任务内容 →
从关于缺氧诱导HIF-2α与非酒精性脂肪肝病的学习文本的最后一句之后接着续写。

--- 学习文本 ---

缺氧诱导HIF-2α上调加剧非酒精性脂肪肝病进展的机制研究

Emerging evidence indicated that chronic intermittent hypoxia (CIH) was an independent risk factor for the progress of nonalcoholic fatty liver disease (NAFLD). Heterotopic lipid accumulation and activation of immune inflammatory system in the liver are the initiating factors of NAFLD progression, and hypoxia inducible factors HIF-1α/2α play an important role in this process. HIF-1α mainly regulates glucose metabolism, and HIF-2α mainly regulates lipid metabolism. Our previous studies showed that hypoxia reprogramed 3T3-L1 differentiating adipocytes for enhanced triglyceride accumulation, glucose uptake and fatty acid β oxidation, but HIF-1α didn’t change accordingly. So we hypothesize that CIH aggravates liver lipid accumulation and immune inflammatory injury via upregulation of HIF-2α. In the present project, we will treat cell model (human LO2 hepatocyte and primary cultured mice hepatocyte) and mice model (high fat diet induced NAFLD model and liver specific HIF-2α gene knock mice) with high fat diet, CIH, lipopolysaccharide (LPS) or silencing HIF-2α intervention, then observe their effects on inflammatory cell infiltration, inflammatory cytokine secretion, glucose and lipid metabolism and HIF-1α /2α gene expression. If the hypothesis is confirmed, it would elucidate the mechanism of hypoxia-induced HIF-2α upregulation in the progress of NAFLD, provide an accurate and novel target for the prevention and treatment of NAFLD.

--- 数据部分 ---

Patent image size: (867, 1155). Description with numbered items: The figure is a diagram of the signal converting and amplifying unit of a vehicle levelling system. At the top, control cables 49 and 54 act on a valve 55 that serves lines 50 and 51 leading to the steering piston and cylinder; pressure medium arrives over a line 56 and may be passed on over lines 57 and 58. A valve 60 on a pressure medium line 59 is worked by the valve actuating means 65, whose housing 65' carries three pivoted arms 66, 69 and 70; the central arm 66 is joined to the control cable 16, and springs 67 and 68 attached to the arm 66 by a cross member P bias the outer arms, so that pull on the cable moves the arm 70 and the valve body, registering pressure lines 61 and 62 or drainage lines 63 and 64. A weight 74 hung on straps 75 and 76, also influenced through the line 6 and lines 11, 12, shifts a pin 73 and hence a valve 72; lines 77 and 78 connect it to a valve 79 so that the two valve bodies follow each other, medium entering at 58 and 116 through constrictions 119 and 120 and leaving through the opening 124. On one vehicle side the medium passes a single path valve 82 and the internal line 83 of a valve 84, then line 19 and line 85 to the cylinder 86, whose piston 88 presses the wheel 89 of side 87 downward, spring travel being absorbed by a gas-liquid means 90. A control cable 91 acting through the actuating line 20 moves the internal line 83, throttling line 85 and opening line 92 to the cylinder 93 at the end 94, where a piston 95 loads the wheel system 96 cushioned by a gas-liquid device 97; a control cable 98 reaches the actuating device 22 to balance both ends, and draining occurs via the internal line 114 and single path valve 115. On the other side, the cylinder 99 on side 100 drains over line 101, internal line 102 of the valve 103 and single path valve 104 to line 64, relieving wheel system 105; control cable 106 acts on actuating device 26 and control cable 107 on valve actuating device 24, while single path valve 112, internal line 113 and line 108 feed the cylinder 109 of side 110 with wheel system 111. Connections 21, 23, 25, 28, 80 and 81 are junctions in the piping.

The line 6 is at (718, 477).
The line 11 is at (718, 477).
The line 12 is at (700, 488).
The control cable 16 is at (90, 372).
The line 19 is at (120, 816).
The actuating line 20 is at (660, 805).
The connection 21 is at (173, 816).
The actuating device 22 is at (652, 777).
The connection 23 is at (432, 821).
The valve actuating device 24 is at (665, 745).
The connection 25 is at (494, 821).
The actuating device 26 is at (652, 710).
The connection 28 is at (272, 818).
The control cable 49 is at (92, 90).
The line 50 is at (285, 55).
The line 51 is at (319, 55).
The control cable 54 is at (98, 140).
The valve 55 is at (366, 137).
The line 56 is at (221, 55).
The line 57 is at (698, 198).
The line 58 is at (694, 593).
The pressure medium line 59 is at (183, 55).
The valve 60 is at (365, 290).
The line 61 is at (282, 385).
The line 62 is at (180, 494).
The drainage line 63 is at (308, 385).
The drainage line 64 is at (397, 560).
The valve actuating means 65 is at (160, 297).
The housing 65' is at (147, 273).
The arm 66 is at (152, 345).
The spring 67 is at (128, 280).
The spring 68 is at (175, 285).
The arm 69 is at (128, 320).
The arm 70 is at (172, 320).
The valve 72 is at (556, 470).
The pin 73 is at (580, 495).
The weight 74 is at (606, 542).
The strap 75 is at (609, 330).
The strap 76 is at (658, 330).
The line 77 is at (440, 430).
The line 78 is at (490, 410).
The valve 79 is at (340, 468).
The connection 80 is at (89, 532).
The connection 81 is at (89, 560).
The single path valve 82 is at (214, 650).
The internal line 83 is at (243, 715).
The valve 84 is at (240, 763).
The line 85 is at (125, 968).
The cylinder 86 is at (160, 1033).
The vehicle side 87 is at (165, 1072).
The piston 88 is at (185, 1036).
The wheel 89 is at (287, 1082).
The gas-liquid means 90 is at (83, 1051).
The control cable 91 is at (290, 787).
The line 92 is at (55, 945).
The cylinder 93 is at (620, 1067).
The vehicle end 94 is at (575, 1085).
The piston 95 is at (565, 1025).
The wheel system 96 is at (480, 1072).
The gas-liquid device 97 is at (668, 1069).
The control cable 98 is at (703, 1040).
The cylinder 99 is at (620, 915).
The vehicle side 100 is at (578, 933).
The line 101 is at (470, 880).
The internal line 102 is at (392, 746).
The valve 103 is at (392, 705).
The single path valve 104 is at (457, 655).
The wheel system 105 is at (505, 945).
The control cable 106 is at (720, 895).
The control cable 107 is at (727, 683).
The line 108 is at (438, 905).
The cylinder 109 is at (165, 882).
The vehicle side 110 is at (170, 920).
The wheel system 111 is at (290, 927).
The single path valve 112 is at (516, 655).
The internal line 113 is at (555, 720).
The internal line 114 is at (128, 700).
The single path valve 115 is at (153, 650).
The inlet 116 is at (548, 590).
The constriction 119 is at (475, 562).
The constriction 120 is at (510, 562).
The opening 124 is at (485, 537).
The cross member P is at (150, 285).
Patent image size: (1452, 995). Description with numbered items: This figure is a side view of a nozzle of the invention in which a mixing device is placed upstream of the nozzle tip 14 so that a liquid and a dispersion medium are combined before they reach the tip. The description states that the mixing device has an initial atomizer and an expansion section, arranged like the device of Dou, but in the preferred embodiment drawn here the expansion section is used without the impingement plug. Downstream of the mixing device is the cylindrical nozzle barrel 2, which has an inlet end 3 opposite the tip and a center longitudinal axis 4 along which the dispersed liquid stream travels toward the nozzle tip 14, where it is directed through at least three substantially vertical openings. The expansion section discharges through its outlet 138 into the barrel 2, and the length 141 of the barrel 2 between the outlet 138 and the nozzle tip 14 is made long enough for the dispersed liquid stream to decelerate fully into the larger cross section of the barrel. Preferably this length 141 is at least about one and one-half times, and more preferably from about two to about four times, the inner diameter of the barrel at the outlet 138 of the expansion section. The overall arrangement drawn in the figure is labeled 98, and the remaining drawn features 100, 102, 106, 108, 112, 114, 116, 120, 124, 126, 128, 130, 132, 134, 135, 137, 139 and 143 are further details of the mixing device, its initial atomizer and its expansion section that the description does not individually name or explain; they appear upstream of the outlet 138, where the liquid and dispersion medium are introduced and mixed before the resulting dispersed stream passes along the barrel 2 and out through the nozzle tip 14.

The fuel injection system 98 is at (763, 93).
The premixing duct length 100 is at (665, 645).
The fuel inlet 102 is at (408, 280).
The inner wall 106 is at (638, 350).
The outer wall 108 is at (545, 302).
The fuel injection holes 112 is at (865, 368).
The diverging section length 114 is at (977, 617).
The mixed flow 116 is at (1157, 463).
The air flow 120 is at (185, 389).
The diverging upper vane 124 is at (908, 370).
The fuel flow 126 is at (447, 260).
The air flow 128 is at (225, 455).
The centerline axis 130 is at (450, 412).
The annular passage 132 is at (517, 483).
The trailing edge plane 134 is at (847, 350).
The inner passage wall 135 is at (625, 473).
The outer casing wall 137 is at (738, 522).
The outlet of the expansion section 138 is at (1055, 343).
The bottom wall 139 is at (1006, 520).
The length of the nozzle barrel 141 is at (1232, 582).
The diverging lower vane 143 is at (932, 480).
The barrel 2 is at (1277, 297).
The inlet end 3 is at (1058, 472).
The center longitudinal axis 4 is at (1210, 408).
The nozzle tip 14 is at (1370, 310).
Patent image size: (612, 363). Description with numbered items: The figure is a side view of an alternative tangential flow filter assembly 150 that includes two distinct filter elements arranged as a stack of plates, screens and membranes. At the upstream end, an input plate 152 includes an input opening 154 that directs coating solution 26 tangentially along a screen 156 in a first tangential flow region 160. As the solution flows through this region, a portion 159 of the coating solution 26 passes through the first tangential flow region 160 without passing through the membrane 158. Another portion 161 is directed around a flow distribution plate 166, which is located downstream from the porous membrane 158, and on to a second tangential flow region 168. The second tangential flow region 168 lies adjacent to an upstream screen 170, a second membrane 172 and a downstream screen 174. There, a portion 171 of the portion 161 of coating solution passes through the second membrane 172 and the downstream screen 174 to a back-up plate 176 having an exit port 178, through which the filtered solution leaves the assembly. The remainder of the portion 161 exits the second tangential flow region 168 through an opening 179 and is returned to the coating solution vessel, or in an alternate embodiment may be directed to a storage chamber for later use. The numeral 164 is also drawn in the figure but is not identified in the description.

---

任务作答 →
国内外研究表明：慢性间歇性缺氧(CIH)是非酒精性脂肪肝病（NAFLD）进展的独立危险因素，肝脏异位脂质聚集及免疫系统活化诱导的炎症因子增多是NAFLD进展的启动因素；缺氧主要通过HIF-1α/2α发挥作用，前者调控糖代谢，后者调控脂代谢。我们前期研究发现：缺氧可改编3T3-L1细胞成脂分化程序，增加细胞内甘油三酯聚集，促进葡萄糖摄取和脂肪酸β-氧化，但HIF-1α变化不明显。据此我们假设：CIH诱导HIF-2α上调加重肝脏脂质聚集和免疫性炎症损伤。拟在细胞（人LO2+小鼠原代肝细胞）和动物（高脂饮食诱导的NAFLD+肝脏特异性HIF-2α基因敲除小鼠）水平，予高脂、CIH、脂多糖或沉默HIF-2α等干预，观察对肝细胞糖脂代谢、炎症细胞浸润、炎症因子分泌及HIF-1α/2α基因表达的影响，阐明HIF-2α在NAFLD进展中的作用机制，为NAFLD的防治提供精准治疗的新靶点。

脂质沉积、巨噬细胞活化及肠道菌群失调是非酒精性脂肪肝病（NAFLD）进展的重要机制。我们在本项目的支持下，建立了FFA诱导的人LO2脂肪变性肝细胞和高脂饮食（HFD）诱导的小鼠NAFLD模型，给予慢性间歇性缺氧(CIH)干预，结果发现：CIH主要通过HIF-2α/PPARα通路促进肝脏脂肪变性，给予HIF-2α siRNA或PPARα激动剂，可逆转缺氧诱导的肝脏脂肪变性增加，给予PPARα抑制剂干预，肝脏脂肪变性加重，研究结果已发表于2019年Am J Physiol Endocrinol Metab. 317(4):E710-E722。同时采用Cre-LoxP技术，成功构建肝脏特异性HIF-2α敲除鼠，给予HFD干预制备NAFLD模型，结果发现：HIF-2α-KO小鼠能缓解HFD诱导的肥胖和NAFLD，KO小鼠内脏脂肪含量更低，肌肉含量增加，对葡萄糖反应更敏感。给予CIH和LPS干预后，M1型巨噬细胞极化的标志物促炎因子IFN-γ，IL-1β, IL-17降低，趋化因RANTES也降低，M2型巨噬细胞极化的标志物IL-10明显升高，说明HIF-2α可调节巨噬细胞极性。肝脏组织学检测发现：与WT小鼠相比， KO小鼠肝铁沉积减少， 在CIH干预后铁调素(HAMP）表达增加，铁转运蛋白（FPN)表达下降。对小鼠粪便进行肠道菌群检测分析发现：厚壁杆菌、拟杆菌在WT和KO存在明显差异，给予CIH干预后，差异减少或者消失，但肠道脱铁杆菌门在各组之间均有显著性差异，CIH干预后，差异进一步扩大。应用多因子检测试剂盒检测小鼠肠道激素，结果发现：HFD干预后，KO组小鼠具有较高的肠促胰素（GLP-1）和胃饥饿素（Ghrelin）水平，给予LPS刺激后，KO组具有较高的GLP-1, PYY和GIP水平。通过上述研究，我们发现：缺氧通过激活HIF-2α//PPARα通路促进肝脏脂肪变性, HIF-2α-KO小鼠能缓解HFD诱导的肥胖和NAFLD, 其机制与肝脏脂质合成减少，脂质过氧化增加、肝铁沉积减少以及肠道菌群改变有关。